• Textauszug:
Stillvoll und nachhaltig mit eigenem Holz und eingelagertem Sandstein
Winfried Laible, „Winzer aus Überzeugung“, wollte nach der Betriebsübernahme eines Gemischtbetriebes 1991 etwas Innovatives, in die Zukunft weisendes aus seinem Betrieb machen und hat den Obst-, Weinbau und Ferienwohnungen zu seinen Schwerpunkten gemacht. Mit viel Leidenschaft und Einsatz hat die Familie den Betrieb vielseitig und nachhaltig aufgestellt. Zu Obst- und Weinbau samt eigener Brennerei kam ein Hofladen dazu, wurde ein Backraum eingerichtet und 2022 werden zwei der drei Ferienwohnungen modernisiert. Nachhaltigkeit war bei Laibles immer im Blick. Der urige Eventraum für bis zu 30 Personen wurde an der Stelle eines alten Schopfes mit vorhandenen alten Abbruchmaterialien wie Sandstein und mit regionalen Materialien neu erstellt und eingerichtet. „Es sollte etwas Besonderes werden, Gemütlichkeit ausstrahlen“, so Wilfried Laible. Die Familie entschied, das eigene Kirschbaumholz in die Möbel hinein zu verarbeiten. Im Obst- und Weinbau arbeitet Laible nach dem integrierten Ansatz, verzichtet auf die offene Bodenbearbeitung, baut Humus auf und meidet Bodenversiegelung. Seit drei Jahren baut er Pilzwiderstandsfähige Rebsorten (PiWi) an.
Nachhaltig aufgestellt ist der Weinbaubetrieb auch in Sachen Energie. Der Strom wird mit der Photovoltaikanlage selbst erzeugt und gespeichert, Sonnenkollektoren bereiten das Heißwasser und an der hofeigenen E-Ladestation kann der Gast sein E-Auto tanken.

• Datensatzinhalt:
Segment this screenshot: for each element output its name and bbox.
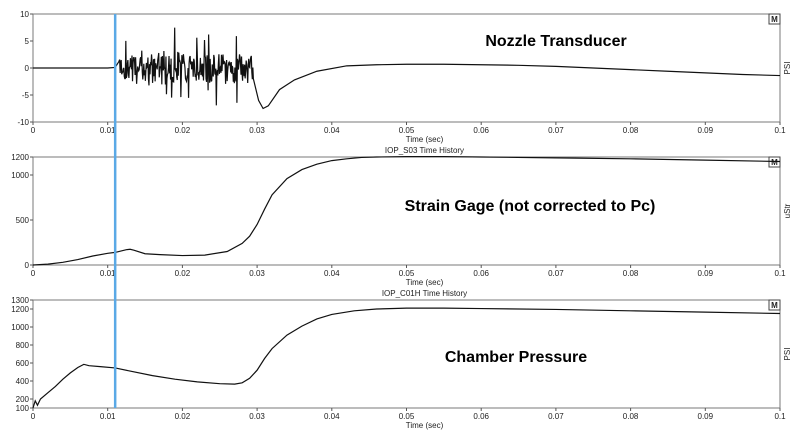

• Aufgabenstellung:
Für wie viele Personen ist der Eventraum ausgelegt, der im Textauszug über den Betrieb der Familie Laible beschrieben wird? Die Zeilen sind hierfür ohne Belang.

• Richtige Antwort:
Für bis zu 30 Personen.